LISTING:
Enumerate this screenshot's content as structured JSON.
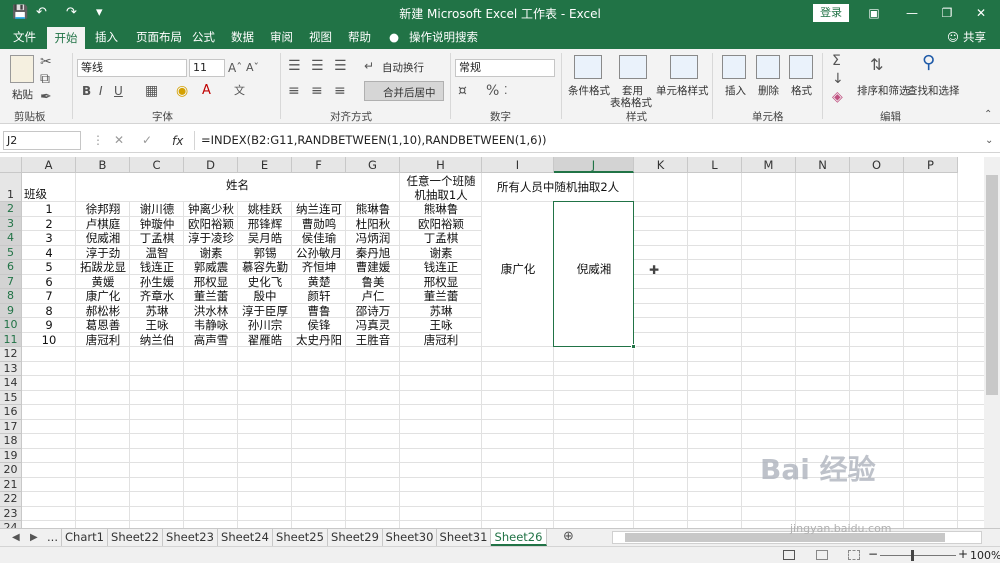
{
  "app": {
    "title": "新建 Microsoft Excel 工作表 - Excel",
    "login": "登录",
    "share": "共享",
    "colors": {
      "brand": "#217346",
      "selection": "#217346"
    }
  },
  "menu": {
    "tabs": [
      "文件",
      "开始",
      "插入",
      "页面布局",
      "公式",
      "数据",
      "审阅",
      "视图",
      "帮助"
    ],
    "tell_me": "操作说明搜索"
  },
  "ribbon": {
    "paste": "粘贴",
    "font_name": "等线",
    "font_size": "11",
    "wrap_text": "自动换行",
    "merge_center": "合并后居中",
    "number_format": "常规",
    "cond_format": "条件格式",
    "table_format_1": "套用",
    "table_format_2": "表格格式",
    "cell_style": "单元格样式",
    "insert": "插入",
    "delete": "删除",
    "format": "格式",
    "sort_filter": "排序和筛选",
    "find_select": "查找和选择",
    "groups": [
      "剪贴板",
      "字体",
      "对齐方式",
      "数字",
      "样式",
      "单元格",
      "编辑"
    ]
  },
  "formula_bar": {
    "name_box": "J2",
    "fx": "fx",
    "formula": "=INDEX(B2:G11,RANDBETWEEN(1,10),RANDBETWEEN(1,6))"
  },
  "columns": [
    "A",
    "B",
    "C",
    "D",
    "E",
    "F",
    "G",
    "H",
    "I",
    "J",
    "K",
    "L",
    "M",
    "N",
    "O",
    "P"
  ],
  "rows": [
    "1",
    "2",
    "3",
    "4",
    "5",
    "6",
    "7",
    "8",
    "9",
    "10",
    "11",
    "12",
    "13",
    "14",
    "15",
    "16",
    "17",
    "18",
    "19",
    "20",
    "21",
    "22",
    "23",
    "24"
  ],
  "sheet": {
    "a1": "班级",
    "b1": "姓名",
    "h1_line1": "任意一个班随",
    "h1_line2": "机抽取1人",
    "ij1": "所有人员中随机抽取2人",
    "i_result": "康广化",
    "j_result": "倪威湘",
    "data": [
      [
        "1",
        "徐邦翔",
        "谢川德",
        "钟离少秋",
        "姚桂跃",
        "纳兰连可",
        "熊琳鲁",
        "熊琳鲁"
      ],
      [
        "2",
        "卢棋庭",
        "钟璇仲",
        "欧阳裕颖",
        "邢锋辉",
        "曹勋鸣",
        "杜阳秋",
        "欧阳裕颖"
      ],
      [
        "3",
        "倪威湘",
        "丁孟棋",
        "淳于凌珍",
        "吴月皓",
        "侯佳瑜",
        "冯炳润",
        "丁孟棋"
      ],
      [
        "4",
        "淳于劲",
        "温智",
        "谢素",
        "郭锡",
        "公孙敏月",
        "秦丹旭",
        "谢素"
      ],
      [
        "5",
        "拓跋龙显",
        "钱连正",
        "郭威震",
        "慕容先勤",
        "齐恒坤",
        "曹建媛",
        "钱连正"
      ],
      [
        "6",
        "黄媛",
        "孙生媛",
        "邢权显",
        "史化飞",
        "黄楚",
        "鲁美",
        "邢权显"
      ],
      [
        "7",
        "康广化",
        "齐章水",
        "董兰蕾",
        "殷中",
        "颜轩",
        "卢仁",
        "董兰蕾"
      ],
      [
        "8",
        "郝松彬",
        "苏琳",
        "洪水林",
        "淳于臣厚",
        "曹鲁",
        "邵诗万",
        "苏琳"
      ],
      [
        "9",
        "葛恩善",
        "王咏",
        "韦静咏",
        "孙川宗",
        "侯锋",
        "冯真灵",
        "王咏"
      ],
      [
        "10",
        "唐冠利",
        "纳兰伯",
        "高声雪",
        "翟雁皓",
        "太史丹阳",
        "王胜音",
        "唐冠利"
      ]
    ]
  },
  "sheet_tabs": [
    "...",
    "Chart1",
    "Sheet22",
    "Sheet23",
    "Sheet24",
    "Sheet25",
    "Sheet29",
    "Sheet30",
    "Sheet31",
    "Sheet26"
  ],
  "active_sheet": "Sheet26",
  "status": {
    "zoom": "100%",
    "minus": "−",
    "plus": "+"
  },
  "watermark": {
    "main": "Bai 经验",
    "sub": "jingyan.baidu.com"
  }
}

YOUR INSTRUCTIONS:
Please write out all of the material above without changing a word, and omit any pictures.

ANSWER TO THIS EXERCISE:
Enumerate this screenshot's content as structured JSON.
{
  "app": {
    "title": "新建 Microsoft Excel 工作表 - Excel",
    "login": "登录",
    "share": "共享",
    "colors": {
      "brand": "#217346",
      "selection": "#217346"
    }
  },
  "menu": {
    "tabs": [
      "文件",
      "开始",
      "插入",
      "页面布局",
      "公式",
      "数据",
      "审阅",
      "视图",
      "帮助"
    ],
    "tell_me": "操作说明搜索"
  },
  "ribbon": {
    "paste": "粘贴",
    "font_name": "等线",
    "font_size": "11",
    "wrap_text": "自动换行",
    "merge_center": "合并后居中",
    "number_format": "常规",
    "cond_format": "条件格式",
    "table_format_1": "套用",
    "table_format_2": "表格格式",
    "cell_style": "单元格样式",
    "insert": "插入",
    "delete": "删除",
    "format": "格式",
    "sort_filter": "排序和筛选",
    "find_select": "查找和选择",
    "groups": [
      "剪贴板",
      "字体",
      "对齐方式",
      "数字",
      "样式",
      "单元格",
      "编辑"
    ]
  },
  "formula_bar": {
    "name_box": "J2",
    "fx": "fx",
    "formula": "=INDEX(B2:G11,RANDBETWEEN(1,10),RANDBETWEEN(1,6))"
  },
  "columns": [
    "A",
    "B",
    "C",
    "D",
    "E",
    "F",
    "G",
    "H",
    "I",
    "J",
    "K",
    "L",
    "M",
    "N",
    "O",
    "P"
  ],
  "rows": [
    "1",
    "2",
    "3",
    "4",
    "5",
    "6",
    "7",
    "8",
    "9",
    "10",
    "11",
    "12",
    "13",
    "14",
    "15",
    "16",
    "17",
    "18",
    "19",
    "20",
    "21",
    "22",
    "23",
    "24"
  ],
  "sheet": {
    "a1": "班级",
    "b1": "姓名",
    "h1_line1": "任意一个班随",
    "h1_line2": "机抽取1人",
    "ij1": "所有人员中随机抽取2人",
    "i_result": "康广化",
    "j_result": "倪威湘",
    "data": [
      [
        "1",
        "徐邦翔",
        "谢川德",
        "钟离少秋",
        "姚桂跃",
        "纳兰连可",
        "熊琳鲁",
        "熊琳鲁"
      ],
      [
        "2",
        "卢棋庭",
        "钟璇仲",
        "欧阳裕颖",
        "邢锋辉",
        "曹勋鸣",
        "杜阳秋",
        "欧阳裕颖"
      ],
      [
        "3",
        "倪威湘",
        "丁孟棋",
        "淳于凌珍",
        "吴月皓",
        "侯佳瑜",
        "冯炳润",
        "丁孟棋"
      ],
      [
        "4",
        "淳于劲",
        "温智",
        "谢素",
        "郭锡",
        "公孙敏月",
        "秦丹旭",
        "谢素"
      ],
      [
        "5",
        "拓跋龙显",
        "钱连正",
        "郭威震",
        "慕容先勤",
        "齐恒坤",
        "曹建媛",
        "钱连正"
      ],
      [
        "6",
        "黄媛",
        "孙生媛",
        "邢权显",
        "史化飞",
        "黄楚",
        "鲁美",
        "邢权显"
      ],
      [
        "7",
        "康广化",
        "齐章水",
        "董兰蕾",
        "殷中",
        "颜轩",
        "卢仁",
        "董兰蕾"
      ],
      [
        "8",
        "郝松彬",
        "苏琳",
        "洪水林",
        "淳于臣厚",
        "曹鲁",
        "邵诗万",
        "苏琳"
      ],
      [
        "9",
        "葛恩善",
        "王咏",
        "韦静咏",
        "孙川宗",
        "侯锋",
        "冯真灵",
        "王咏"
      ],
      [
        "10",
        "唐冠利",
        "纳兰伯",
        "高声雪",
        "翟雁皓",
        "太史丹阳",
        "王胜音",
        "唐冠利"
      ]
    ]
  },
  "sheet_tabs": [
    "...",
    "Chart1",
    "Sheet22",
    "Sheet23",
    "Sheet24",
    "Sheet25",
    "Sheet29",
    "Sheet30",
    "Sheet31",
    "Sheet26"
  ],
  "active_sheet": "Sheet26",
  "status": {
    "zoom": "100%",
    "minus": "−",
    "plus": "+"
  },
  "watermark": {
    "main": "Bai 经验",
    "sub": "jingyan.baidu.com"
  }
}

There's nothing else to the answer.